## TASK INSTRUCTIONS
Within the records below, find each line that holds the string "document", then copy it.

## MATERIAL PROVIDED
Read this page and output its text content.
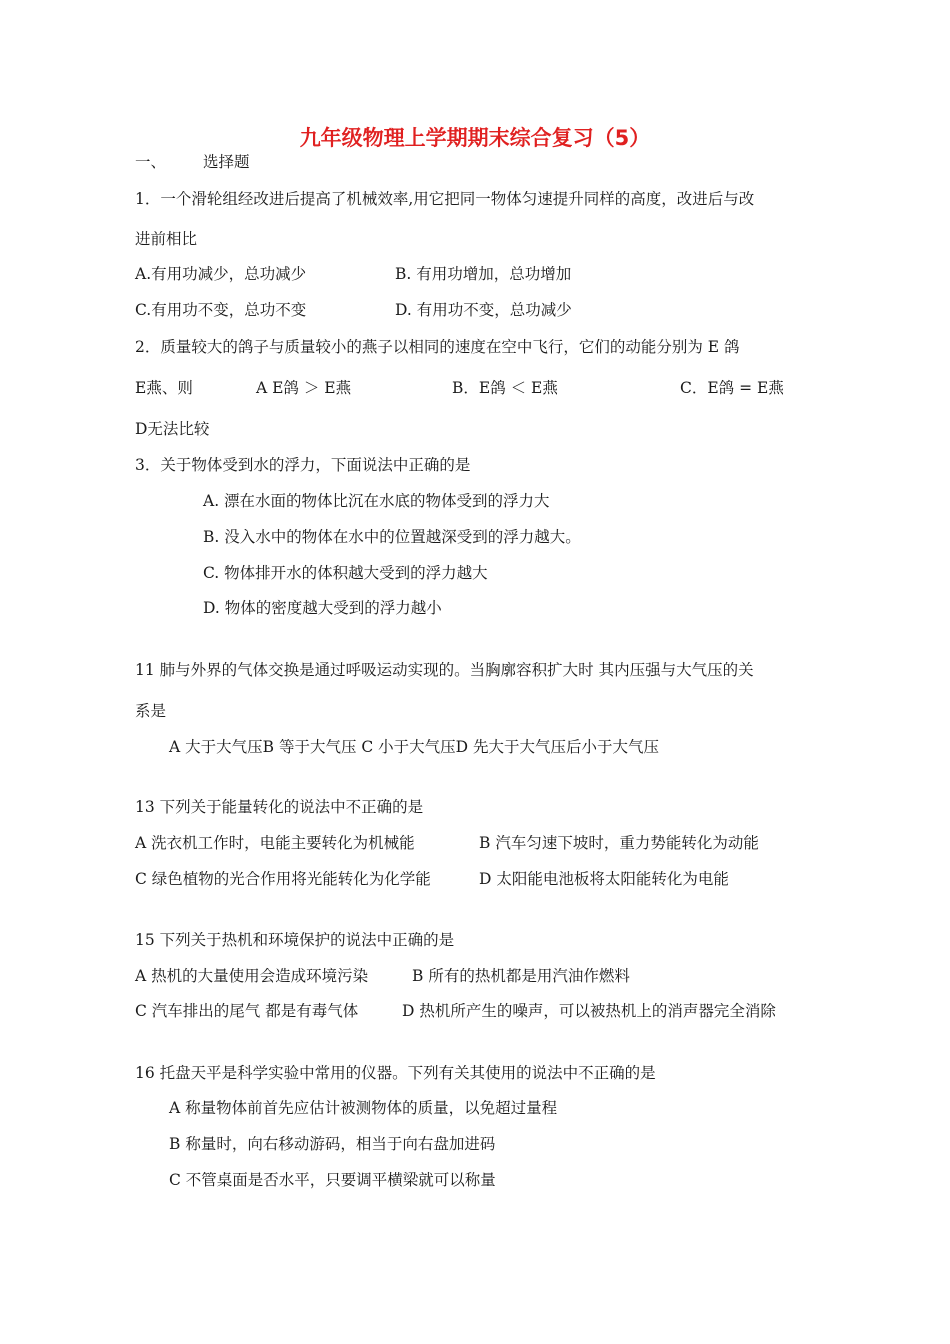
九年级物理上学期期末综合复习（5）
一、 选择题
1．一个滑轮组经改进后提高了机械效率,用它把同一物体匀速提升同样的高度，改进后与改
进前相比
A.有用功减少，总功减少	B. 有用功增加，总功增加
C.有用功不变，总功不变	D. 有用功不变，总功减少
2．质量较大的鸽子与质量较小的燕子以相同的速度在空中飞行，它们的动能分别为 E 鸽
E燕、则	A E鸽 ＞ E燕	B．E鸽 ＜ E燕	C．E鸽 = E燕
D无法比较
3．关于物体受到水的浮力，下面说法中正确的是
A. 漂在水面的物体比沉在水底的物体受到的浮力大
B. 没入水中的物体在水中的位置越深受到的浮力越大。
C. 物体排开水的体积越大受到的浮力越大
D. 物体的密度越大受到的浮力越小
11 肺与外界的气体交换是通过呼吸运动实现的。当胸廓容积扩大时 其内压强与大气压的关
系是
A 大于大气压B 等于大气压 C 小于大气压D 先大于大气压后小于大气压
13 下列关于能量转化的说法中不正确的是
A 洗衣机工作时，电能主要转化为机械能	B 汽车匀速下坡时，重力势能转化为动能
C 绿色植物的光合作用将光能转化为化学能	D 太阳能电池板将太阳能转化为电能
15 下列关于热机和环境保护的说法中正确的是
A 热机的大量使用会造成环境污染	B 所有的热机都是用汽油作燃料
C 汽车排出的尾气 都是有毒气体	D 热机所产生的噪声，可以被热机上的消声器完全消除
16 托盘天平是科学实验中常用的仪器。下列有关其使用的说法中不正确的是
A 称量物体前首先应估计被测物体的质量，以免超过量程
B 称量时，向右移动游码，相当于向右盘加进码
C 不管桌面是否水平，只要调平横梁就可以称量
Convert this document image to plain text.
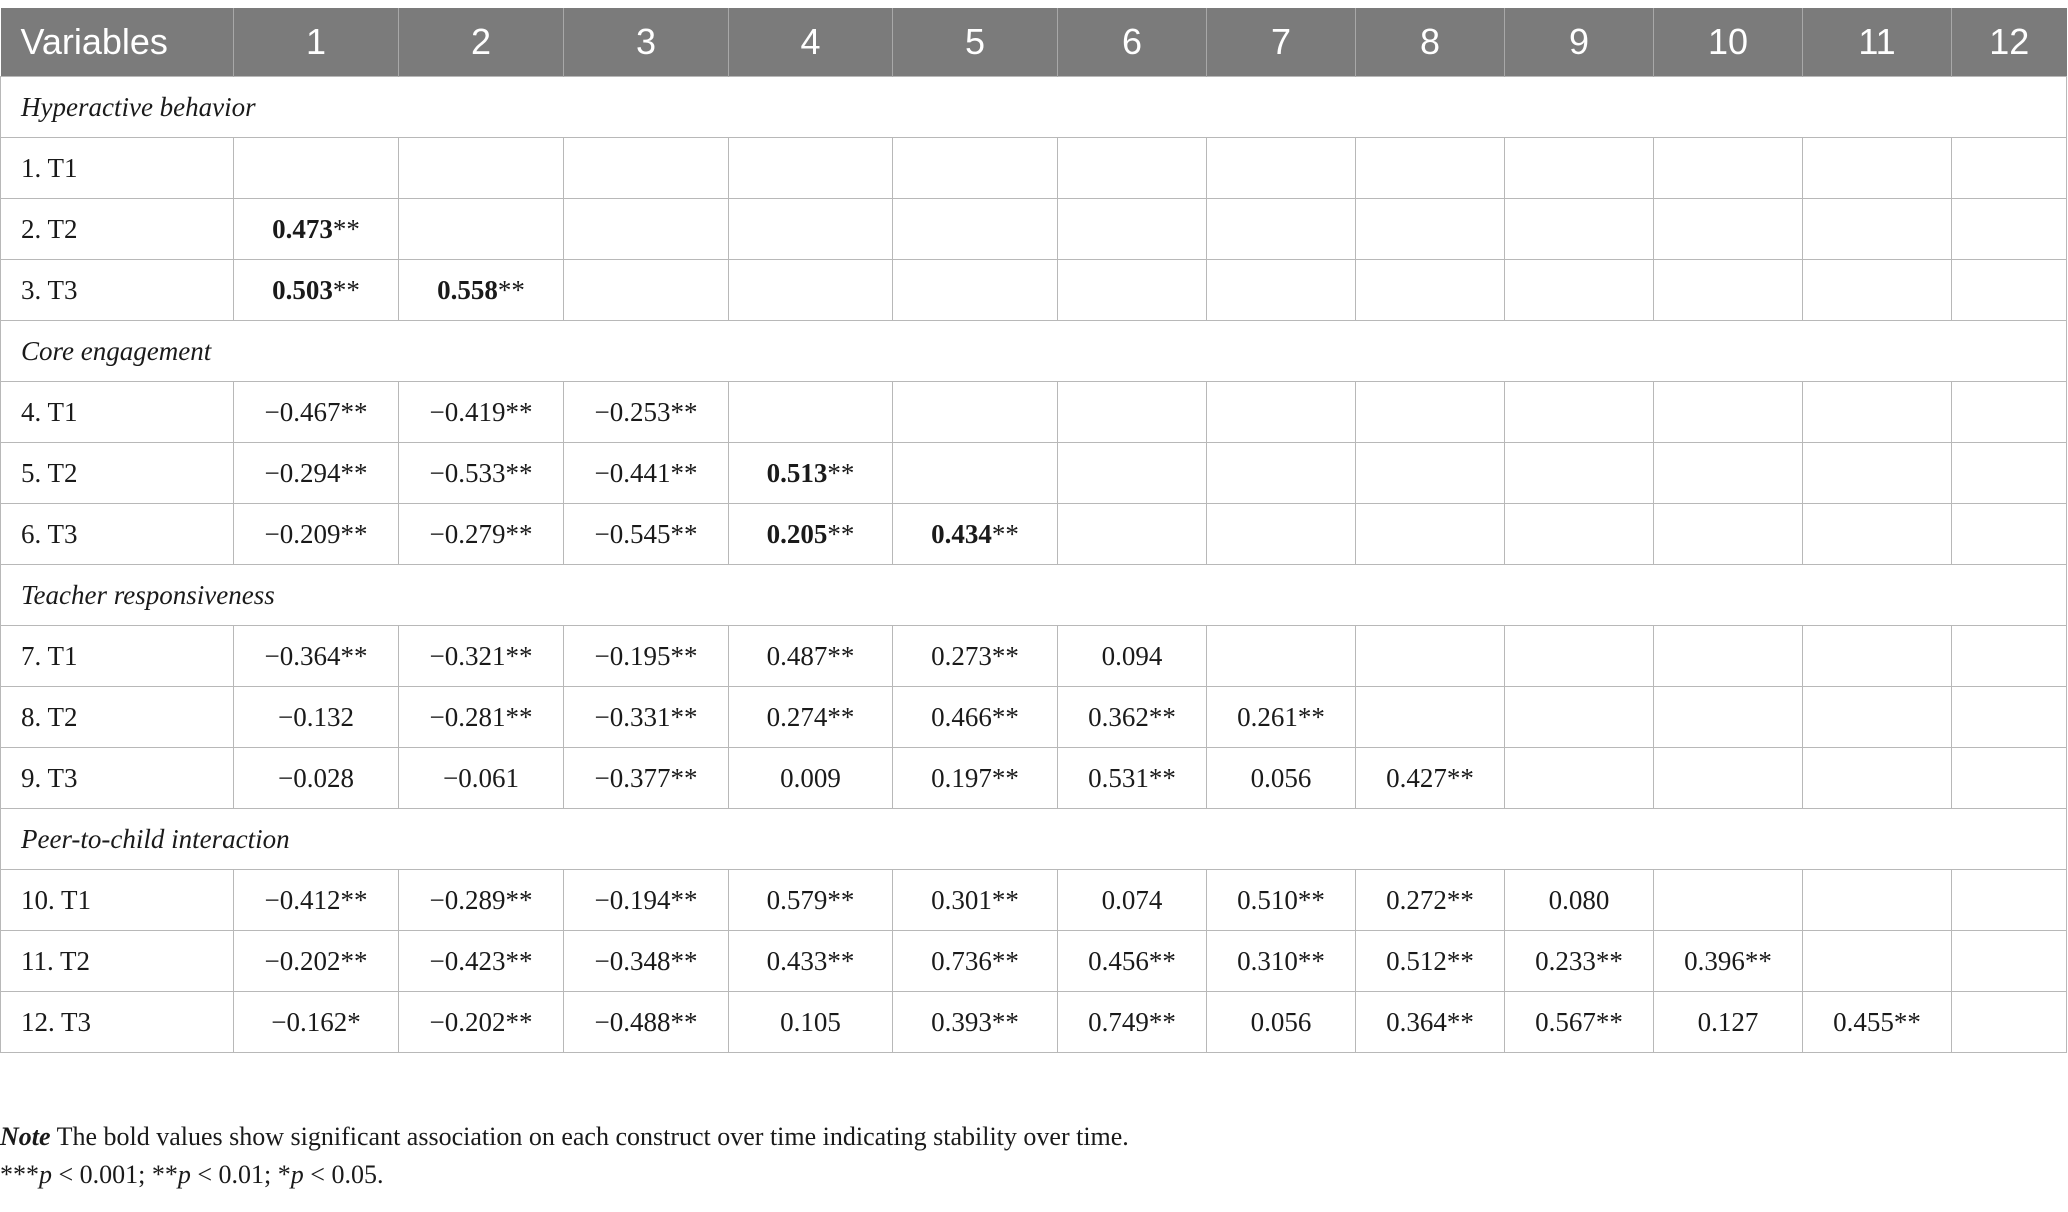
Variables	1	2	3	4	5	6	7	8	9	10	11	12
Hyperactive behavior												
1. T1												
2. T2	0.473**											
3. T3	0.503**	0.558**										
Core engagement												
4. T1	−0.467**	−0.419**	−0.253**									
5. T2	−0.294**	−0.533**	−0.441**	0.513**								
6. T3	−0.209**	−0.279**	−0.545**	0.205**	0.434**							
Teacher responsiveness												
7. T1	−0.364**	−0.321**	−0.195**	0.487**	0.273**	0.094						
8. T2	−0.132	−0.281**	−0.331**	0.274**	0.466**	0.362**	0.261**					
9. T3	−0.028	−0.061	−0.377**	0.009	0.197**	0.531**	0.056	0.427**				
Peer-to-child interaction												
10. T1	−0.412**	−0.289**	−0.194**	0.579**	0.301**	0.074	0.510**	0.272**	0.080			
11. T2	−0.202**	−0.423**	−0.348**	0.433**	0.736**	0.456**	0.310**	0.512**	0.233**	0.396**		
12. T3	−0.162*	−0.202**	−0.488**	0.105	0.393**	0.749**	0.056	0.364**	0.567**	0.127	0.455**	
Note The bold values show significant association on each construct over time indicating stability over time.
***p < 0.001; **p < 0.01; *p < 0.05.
--
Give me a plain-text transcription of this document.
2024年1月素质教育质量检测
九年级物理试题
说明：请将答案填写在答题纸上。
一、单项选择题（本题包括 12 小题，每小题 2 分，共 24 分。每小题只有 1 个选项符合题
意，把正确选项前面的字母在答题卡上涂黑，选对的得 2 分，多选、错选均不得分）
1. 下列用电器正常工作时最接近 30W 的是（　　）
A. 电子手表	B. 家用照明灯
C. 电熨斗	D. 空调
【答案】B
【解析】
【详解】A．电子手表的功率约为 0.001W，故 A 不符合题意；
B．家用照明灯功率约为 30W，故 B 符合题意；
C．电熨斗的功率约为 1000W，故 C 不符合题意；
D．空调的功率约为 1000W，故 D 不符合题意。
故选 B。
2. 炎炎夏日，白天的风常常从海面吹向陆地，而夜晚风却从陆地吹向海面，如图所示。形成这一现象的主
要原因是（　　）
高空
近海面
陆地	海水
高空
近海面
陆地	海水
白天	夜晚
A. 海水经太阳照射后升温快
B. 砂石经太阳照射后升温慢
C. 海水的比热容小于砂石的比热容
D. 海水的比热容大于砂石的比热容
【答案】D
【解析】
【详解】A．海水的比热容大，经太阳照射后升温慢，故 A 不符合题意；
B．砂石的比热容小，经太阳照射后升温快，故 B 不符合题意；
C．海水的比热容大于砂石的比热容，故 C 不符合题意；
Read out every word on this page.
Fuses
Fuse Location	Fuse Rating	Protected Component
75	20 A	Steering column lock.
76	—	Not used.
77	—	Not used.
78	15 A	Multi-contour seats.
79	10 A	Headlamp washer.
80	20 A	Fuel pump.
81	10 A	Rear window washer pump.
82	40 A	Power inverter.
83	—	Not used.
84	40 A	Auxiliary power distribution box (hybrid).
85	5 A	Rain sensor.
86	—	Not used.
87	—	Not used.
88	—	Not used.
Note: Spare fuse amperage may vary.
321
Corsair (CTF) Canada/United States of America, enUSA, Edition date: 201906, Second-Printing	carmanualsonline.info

## TASK SOLUTION
Convert this document image to plain text.
Give me a plain-text transcription of this document.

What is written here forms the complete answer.